All entries should be output exactly as they stand.

Collected data:

* * * * * * * * *

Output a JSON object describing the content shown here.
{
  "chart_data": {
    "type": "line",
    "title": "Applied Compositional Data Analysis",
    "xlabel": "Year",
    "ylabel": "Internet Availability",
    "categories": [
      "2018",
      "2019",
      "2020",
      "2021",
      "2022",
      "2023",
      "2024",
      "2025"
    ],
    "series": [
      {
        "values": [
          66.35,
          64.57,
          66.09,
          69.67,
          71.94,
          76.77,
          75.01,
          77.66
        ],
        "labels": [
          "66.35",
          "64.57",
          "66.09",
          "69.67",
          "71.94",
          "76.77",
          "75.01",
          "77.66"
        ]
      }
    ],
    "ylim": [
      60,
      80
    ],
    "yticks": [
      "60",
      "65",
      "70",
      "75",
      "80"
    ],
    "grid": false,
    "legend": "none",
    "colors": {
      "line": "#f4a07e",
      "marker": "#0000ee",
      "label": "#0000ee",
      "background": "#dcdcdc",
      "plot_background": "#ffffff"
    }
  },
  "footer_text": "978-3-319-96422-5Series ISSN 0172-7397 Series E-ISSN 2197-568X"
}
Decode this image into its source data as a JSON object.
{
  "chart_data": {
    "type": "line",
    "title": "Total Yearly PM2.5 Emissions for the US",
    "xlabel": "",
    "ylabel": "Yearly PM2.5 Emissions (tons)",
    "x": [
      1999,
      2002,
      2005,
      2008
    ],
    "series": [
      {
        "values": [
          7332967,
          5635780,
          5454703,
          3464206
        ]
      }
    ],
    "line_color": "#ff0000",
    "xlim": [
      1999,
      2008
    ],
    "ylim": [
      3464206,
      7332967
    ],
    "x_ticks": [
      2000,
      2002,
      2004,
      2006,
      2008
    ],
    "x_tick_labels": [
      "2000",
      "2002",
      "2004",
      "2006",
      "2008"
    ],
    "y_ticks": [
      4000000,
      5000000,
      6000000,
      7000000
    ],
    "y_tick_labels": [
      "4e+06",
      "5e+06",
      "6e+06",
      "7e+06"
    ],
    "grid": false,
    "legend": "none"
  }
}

* * * * * * * * *

OUTPUT FOR THIS EXERCISE:
Output a JSON object describing the content shown here.
{
  "chart_data": {
    "type": "line",
    "title": "Applied Compositional Data Analysis",
    "xlabel": "Year",
    "ylabel": "Internet Availability",
    "categories": [
      "2018",
      "2019",
      "2020",
      "2021",
      "2022",
      "2023",
      "2024",
      "2025"
    ],
    "series": [
      {
        "values": [
          66.35,
          64.57,
          66.09,
          69.67,
          71.94,
          76.77,
          75.01,
          77.66
        ],
        "labels": [
          "66.35",
          "64.57",
          "66.09",
          "69.67",
          "71.94",
          "76.77",
          "75.01",
          "77.66"
        ]
      }
    ],
    "ylim": [
      60,
      80
    ],
    "yticks": [
      "60",
      "65",
      "70",
      "75",
      "80"
    ],
    "grid": false,
    "legend": "none",
    "colors": {
      "line": "#f4a07e",
      "marker": "#0000ee",
      "label": "#0000ee",
      "background": "#dcdcdc",
      "plot_background": "#ffffff"
    }
  },
  "footer_text": "978-3-319-96422-5Series ISSN 0172-7397 Series E-ISSN 2197-568X"
}
Decode this image into its source data as a JSON object.
{
  "chart_data": {
    "type": "line",
    "title": "Total Yearly PM2.5 Emissions for the US",
    "xlabel": "",
    "ylabel": "Yearly PM2.5 Emissions (tons)",
    "x": [
      1999,
      2002,
      2005,
      2008
    ],
    "series": [
      {
        "values": [
          7332967,
          5635780,
          5454703,
          3464206
        ]
      }
    ],
    "line_color": "#ff0000",
    "xlim": [
      1999,
      2008
    ],
    "ylim": [
      3464206,
      7332967
    ],
    "x_ticks": [
      2000,
      2002,
      2004,
      2006,
      2008
    ],
    "x_tick_labels": [
      "2000",
      "2002",
      "2004",
      "2006",
      "2008"
    ],
    "y_ticks": [
      4000000,
      5000000,
      6000000,
      7000000
    ],
    "y_tick_labels": [
      "4e+06",
      "5e+06",
      "6e+06",
      "7e+06"
    ],
    "grid": false,
    "legend": "none"
  }
}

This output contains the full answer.